Material shown:
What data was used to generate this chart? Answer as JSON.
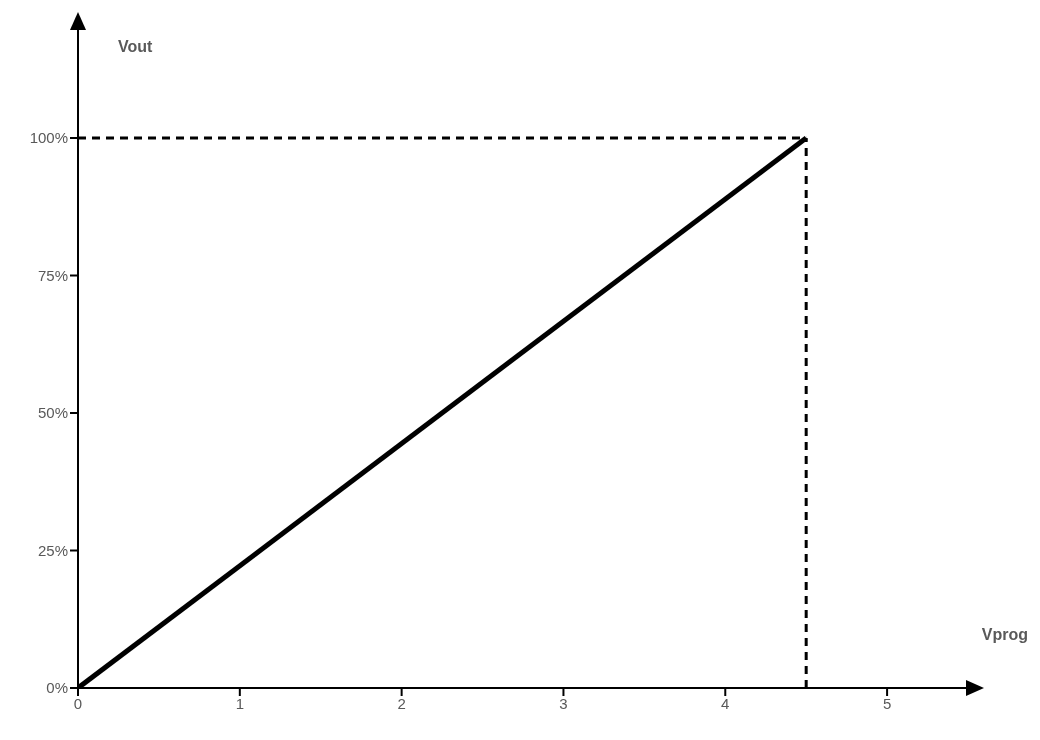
{
  "chart_data": {
    "type": "line",
    "xlabel": "Vprog",
    "ylabel": "Vout",
    "x": [
      0,
      4.5
    ],
    "series": [
      {
        "color": "#000000",
        "values": [
          0,
          100
        ]
      }
    ],
    "xlim": [
      0,
      5.5
    ],
    "ylim": [
      0,
      120
    ],
    "xticks": [
      0,
      1,
      2,
      3,
      4,
      5
    ],
    "yticks": [
      {
        "value": 0,
        "label": "0%"
      },
      {
        "value": 25,
        "label": "25%"
      },
      {
        "value": 50,
        "label": "50%"
      },
      {
        "value": 75,
        "label": "75%"
      },
      {
        "value": 100,
        "label": "100%"
      }
    ],
    "ref_lines": [
      {
        "axis": "y",
        "value": 100,
        "color": "#000000",
        "line_style": "dashed"
      },
      {
        "axis": "x",
        "value": 4.5,
        "color": "#000000",
        "line_style": "dashed"
      }
    ],
    "grid": false,
    "legend": false,
    "marker": "none",
    "line_style": "solid"
  }
}
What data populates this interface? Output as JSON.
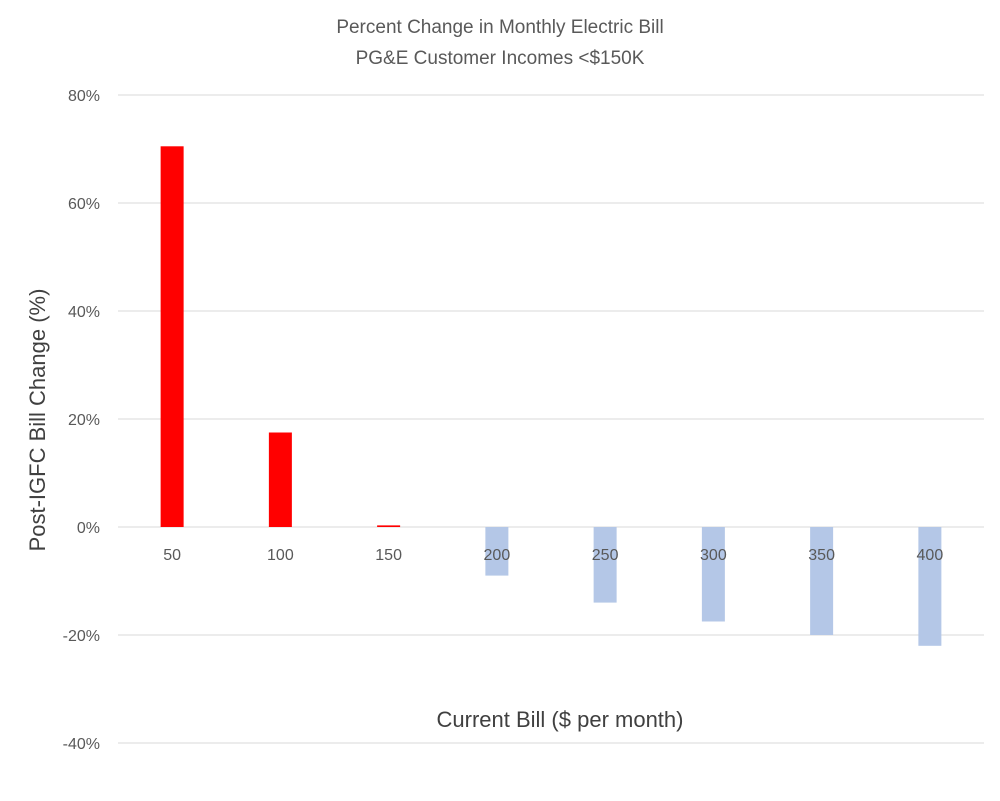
{
  "chart_data": {
    "type": "bar",
    "title": "Percent Change in Monthly Electric Bill",
    "subtitle": "PG&E Customer Incomes <$150K",
    "xlabel": "Current Bill ($ per month)",
    "ylabel": "Post-IGFC Bill Change (%)",
    "categories": [
      "50",
      "100",
      "150",
      "200",
      "250",
      "300",
      "350",
      "400"
    ],
    "values": [
      70.5,
      17.5,
      0.3,
      -9,
      -14,
      -17.5,
      -20,
      -22
    ],
    "ylim": [
      -40,
      80
    ],
    "yticks": [
      80,
      60,
      40,
      20,
      0,
      -20,
      -40
    ],
    "ytick_labels": [
      "80%",
      "60%",
      "40%",
      "20%",
      "0%",
      "-20%",
      "-40%"
    ],
    "grid": true,
    "legend": "none",
    "colors": {
      "positive": "#ff0000",
      "negative": "#b4c7e7"
    }
  }
}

Your instructions:
Using the listing above, return all lines where the word "xlabel" occurs.

Output for this exercise:
    "xlabel": "Vprog",
    "xlabel": "Current Bill ($ per month)",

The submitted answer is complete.